==== STORED DATA

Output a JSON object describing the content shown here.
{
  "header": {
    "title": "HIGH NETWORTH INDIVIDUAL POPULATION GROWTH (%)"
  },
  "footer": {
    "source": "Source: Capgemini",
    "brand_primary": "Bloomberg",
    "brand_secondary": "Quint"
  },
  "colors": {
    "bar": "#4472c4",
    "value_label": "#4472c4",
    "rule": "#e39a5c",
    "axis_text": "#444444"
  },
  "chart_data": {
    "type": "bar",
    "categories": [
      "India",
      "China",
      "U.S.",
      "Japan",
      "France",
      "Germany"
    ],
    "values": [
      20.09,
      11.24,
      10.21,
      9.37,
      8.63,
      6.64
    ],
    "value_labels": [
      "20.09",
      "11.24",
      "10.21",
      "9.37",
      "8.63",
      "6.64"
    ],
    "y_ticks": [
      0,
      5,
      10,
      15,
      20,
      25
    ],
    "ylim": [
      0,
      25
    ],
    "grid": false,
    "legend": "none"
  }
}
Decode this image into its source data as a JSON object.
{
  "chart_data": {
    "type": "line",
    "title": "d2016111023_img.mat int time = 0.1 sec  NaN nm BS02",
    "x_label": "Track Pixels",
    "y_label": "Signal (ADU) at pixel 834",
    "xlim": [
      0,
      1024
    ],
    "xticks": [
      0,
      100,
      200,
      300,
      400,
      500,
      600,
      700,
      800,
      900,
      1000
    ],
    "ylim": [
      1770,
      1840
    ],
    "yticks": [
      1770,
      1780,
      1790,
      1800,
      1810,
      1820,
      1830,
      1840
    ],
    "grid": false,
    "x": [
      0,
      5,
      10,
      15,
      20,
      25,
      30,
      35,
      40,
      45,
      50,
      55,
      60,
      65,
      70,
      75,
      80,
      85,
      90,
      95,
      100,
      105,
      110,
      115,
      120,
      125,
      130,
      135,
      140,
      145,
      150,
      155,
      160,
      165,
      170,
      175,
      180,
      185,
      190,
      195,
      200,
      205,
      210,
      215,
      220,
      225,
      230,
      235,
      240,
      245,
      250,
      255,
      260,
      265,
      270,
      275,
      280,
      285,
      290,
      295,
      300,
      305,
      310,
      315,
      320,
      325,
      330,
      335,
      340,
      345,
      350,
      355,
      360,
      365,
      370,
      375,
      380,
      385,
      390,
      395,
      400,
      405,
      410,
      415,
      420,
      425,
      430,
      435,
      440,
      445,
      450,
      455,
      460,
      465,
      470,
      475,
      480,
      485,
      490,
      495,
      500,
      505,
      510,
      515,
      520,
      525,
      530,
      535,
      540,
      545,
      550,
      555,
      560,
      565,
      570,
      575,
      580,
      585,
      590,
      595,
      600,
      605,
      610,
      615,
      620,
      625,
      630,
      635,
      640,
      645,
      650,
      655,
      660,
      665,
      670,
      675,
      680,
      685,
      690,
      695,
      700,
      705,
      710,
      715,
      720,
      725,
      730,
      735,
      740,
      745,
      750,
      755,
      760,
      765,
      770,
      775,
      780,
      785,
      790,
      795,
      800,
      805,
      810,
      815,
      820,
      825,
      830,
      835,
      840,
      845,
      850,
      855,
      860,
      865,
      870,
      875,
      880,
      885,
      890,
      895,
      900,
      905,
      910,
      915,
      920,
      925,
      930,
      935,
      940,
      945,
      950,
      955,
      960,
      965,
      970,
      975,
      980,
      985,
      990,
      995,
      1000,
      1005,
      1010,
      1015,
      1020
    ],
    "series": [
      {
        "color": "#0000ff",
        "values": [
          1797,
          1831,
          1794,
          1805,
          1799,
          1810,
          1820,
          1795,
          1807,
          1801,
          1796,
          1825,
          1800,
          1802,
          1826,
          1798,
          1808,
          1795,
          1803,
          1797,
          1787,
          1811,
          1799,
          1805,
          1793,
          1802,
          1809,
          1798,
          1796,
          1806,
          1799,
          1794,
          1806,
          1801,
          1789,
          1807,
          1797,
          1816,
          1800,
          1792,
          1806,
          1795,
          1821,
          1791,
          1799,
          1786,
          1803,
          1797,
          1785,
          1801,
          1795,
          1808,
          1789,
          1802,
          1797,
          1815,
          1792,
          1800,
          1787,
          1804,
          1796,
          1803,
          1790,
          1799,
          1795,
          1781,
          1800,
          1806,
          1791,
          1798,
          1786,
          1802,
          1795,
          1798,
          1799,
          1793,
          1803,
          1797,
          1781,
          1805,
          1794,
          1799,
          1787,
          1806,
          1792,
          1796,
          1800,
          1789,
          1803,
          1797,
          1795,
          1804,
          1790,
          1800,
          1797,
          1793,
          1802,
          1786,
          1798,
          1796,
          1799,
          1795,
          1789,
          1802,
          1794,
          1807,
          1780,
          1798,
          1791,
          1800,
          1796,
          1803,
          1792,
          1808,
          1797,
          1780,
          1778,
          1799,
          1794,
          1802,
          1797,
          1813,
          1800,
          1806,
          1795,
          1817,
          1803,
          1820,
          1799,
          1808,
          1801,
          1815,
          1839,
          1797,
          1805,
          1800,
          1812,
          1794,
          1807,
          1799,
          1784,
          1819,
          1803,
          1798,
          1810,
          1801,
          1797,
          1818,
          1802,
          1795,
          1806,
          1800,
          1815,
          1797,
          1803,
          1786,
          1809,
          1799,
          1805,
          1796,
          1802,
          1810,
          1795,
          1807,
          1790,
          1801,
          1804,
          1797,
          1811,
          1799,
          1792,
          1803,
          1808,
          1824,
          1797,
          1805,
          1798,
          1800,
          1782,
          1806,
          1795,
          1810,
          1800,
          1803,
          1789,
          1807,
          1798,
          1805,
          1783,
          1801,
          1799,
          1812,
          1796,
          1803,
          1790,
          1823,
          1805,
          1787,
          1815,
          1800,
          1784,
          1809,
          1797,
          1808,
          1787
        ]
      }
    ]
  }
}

========

• [PROBLEM DESCRIPTION]: Write the listing out again, exactly as it reads.

• [REPLY]:
Output a JSON object describing the content shown here.
{
  "header": {
    "title": "HIGH NETWORTH INDIVIDUAL POPULATION GROWTH (%)"
  },
  "footer": {
    "source": "Source: Capgemini",
    "brand_primary": "Bloomberg",
    "brand_secondary": "Quint"
  },
  "colors": {
    "bar": "#4472c4",
    "value_label": "#4472c4",
    "rule": "#e39a5c",
    "axis_text": "#444444"
  },
  "chart_data": {
    "type": "bar",
    "categories": [
      "India",
      "China",
      "U.S.",
      "Japan",
      "France",
      "Germany"
    ],
    "values": [
      20.09,
      11.24,
      10.21,
      9.37,
      8.63,
      6.64
    ],
    "value_labels": [
      "20.09",
      "11.24",
      "10.21",
      "9.37",
      "8.63",
      "6.64"
    ],
    "y_ticks": [
      0,
      5,
      10,
      15,
      20,
      25
    ],
    "ylim": [
      0,
      25
    ],
    "grid": false,
    "legend": "none"
  }
}
Decode this image into its source data as a JSON object.
{
  "chart_data": {
    "type": "line",
    "title": "d2016111023_img.mat int time = 0.1 sec  NaN nm BS02",
    "x_label": "Track Pixels",
    "y_label": "Signal (ADU) at pixel 834",
    "xlim": [
      0,
      1024
    ],
    "xticks": [
      0,
      100,
      200,
      300,
      400,
      500,
      600,
      700,
      800,
      900,
      1000
    ],
    "ylim": [
      1770,
      1840
    ],
    "yticks": [
      1770,
      1780,
      1790,
      1800,
      1810,
      1820,
      1830,
      1840
    ],
    "grid": false,
    "x": [
      0,
      5,
      10,
      15,
      20,
      25,
      30,
      35,
      40,
      45,
      50,
      55,
      60,
      65,
      70,
      75,
      80,
      85,
      90,
      95,
      100,
      105,
      110,
      115,
      120,
      125,
      130,
      135,
      140,
      145,
      150,
      155,
      160,
      165,
      170,
      175,
      180,
      185,
      190,
      195,
      200,
      205,
      210,
      215,
      220,
      225,
      230,
      235,
      240,
      245,
      250,
      255,
      260,
      265,
      270,
      275,
      280,
      285,
      290,
      295,
      300,
      305,
      310,
      315,
      320,
      325,
      330,
      335,
      340,
      345,
      350,
      355,
      360,
      365,
      370,
      375,
      380,
      385,
      390,
      395,
      400,
      405,
      410,
      415,
      420,
      425,
      430,
      435,
      440,
      445,
      450,
      455,
      460,
      465,
      470,
      475,
      480,
      485,
      490,
      495,
      500,
      505,
      510,
      515,
      520,
      525,
      530,
      535,
      540,
      545,
      550,
      555,
      560,
      565,
      570,
      575,
      580,
      585,
      590,
      595,
      600,
      605,
      610,
      615,
      620,
      625,
      630,
      635,
      640,
      645,
      650,
      655,
      660,
      665,
      670,
      675,
      680,
      685,
      690,
      695,
      700,
      705,
      710,
      715,
      720,
      725,
      730,
      735,
      740,
      745,
      750,
      755,
      760,
      765,
      770,
      775,
      780,
      785,
      790,
      795,
      800,
      805,
      810,
      815,
      820,
      825,
      830,
      835,
      840,
      845,
      850,
      855,
      860,
      865,
      870,
      875,
      880,
      885,
      890,
      895,
      900,
      905,
      910,
      915,
      920,
      925,
      930,
      935,
      940,
      945,
      950,
      955,
      960,
      965,
      970,
      975,
      980,
      985,
      990,
      995,
      1000,
      1005,
      1010,
      1015,
      1020
    ],
    "series": [
      {
        "color": "#0000ff",
        "values": [
          1797,
          1831,
          1794,
          1805,
          1799,
          1810,
          1820,
          1795,
          1807,
          1801,
          1796,
          1825,
          1800,
          1802,
          1826,
          1798,
          1808,
          1795,
          1803,
          1797,
          1787,
          1811,
          1799,
          1805,
          1793,
          1802,
          1809,
          1798,
          1796,
          1806,
          1799,
          1794,
          1806,
          1801,
          1789,
          1807,
          1797,
          1816,
          1800,
          1792,
          1806,
          1795,
          1821,
          1791,
          1799,
          1786,
          1803,
          1797,
          1785,
          1801,
          1795,
          1808,
          1789,
          1802,
          1797,
          1815,
          1792,
          1800,
          1787,
          1804,
          1796,
          1803,
          1790,
          1799,
          1795,
          1781,
          1800,
          1806,
          1791,
          1798,
          1786,
          1802,
          1795,
          1798,
          1799,
          1793,
          1803,
          1797,
          1781,
          1805,
          1794,
          1799,
          1787,
          1806,
          1792,
          1796,
          1800,
          1789,
          1803,
          1797,
          1795,
          1804,
          1790,
          1800,
          1797,
          1793,
          1802,
          1786,
          1798,
          1796,
          1799,
          1795,
          1789,
          1802,
          1794,
          1807,
          1780,
          1798,
          1791,
          1800,
          1796,
          1803,
          1792,
          1808,
          1797,
          1780,
          1778,
          1799,
          1794,
          1802,
          1797,
          1813,
          1800,
          1806,
          1795,
          1817,
          1803,
          1820,
          1799,
          1808,
          1801,
          1815,
          1839,
          1797,
          1805,
          1800,
          1812,
          1794,
          1807,
          1799,
          1784,
          1819,
          1803,
          1798,
          1810,
          1801,
          1797,
          1818,
          1802,
          1795,
          1806,
          1800,
          1815,
          1797,
          1803,
          1786,
          1809,
          1799,
          1805,
          1796,
          1802,
          1810,
          1795,
          1807,
          1790,
          1801,
          1804,
          1797,
          1811,
          1799,
          1792,
          1803,
          1808,
          1824,
          1797,
          1805,
          1798,
          1800,
          1782,
          1806,
          1795,
          1810,
          1800,
          1803,
          1789,
          1807,
          1798,
          1805,
          1783,
          1801,
          1799,
          1812,
          1796,
          1803,
          1790,
          1823,
          1805,
          1787,
          1815,
          1800,
          1784,
          1809,
          1797,
          1808,
          1787
        ]
      }
    ]
  }
}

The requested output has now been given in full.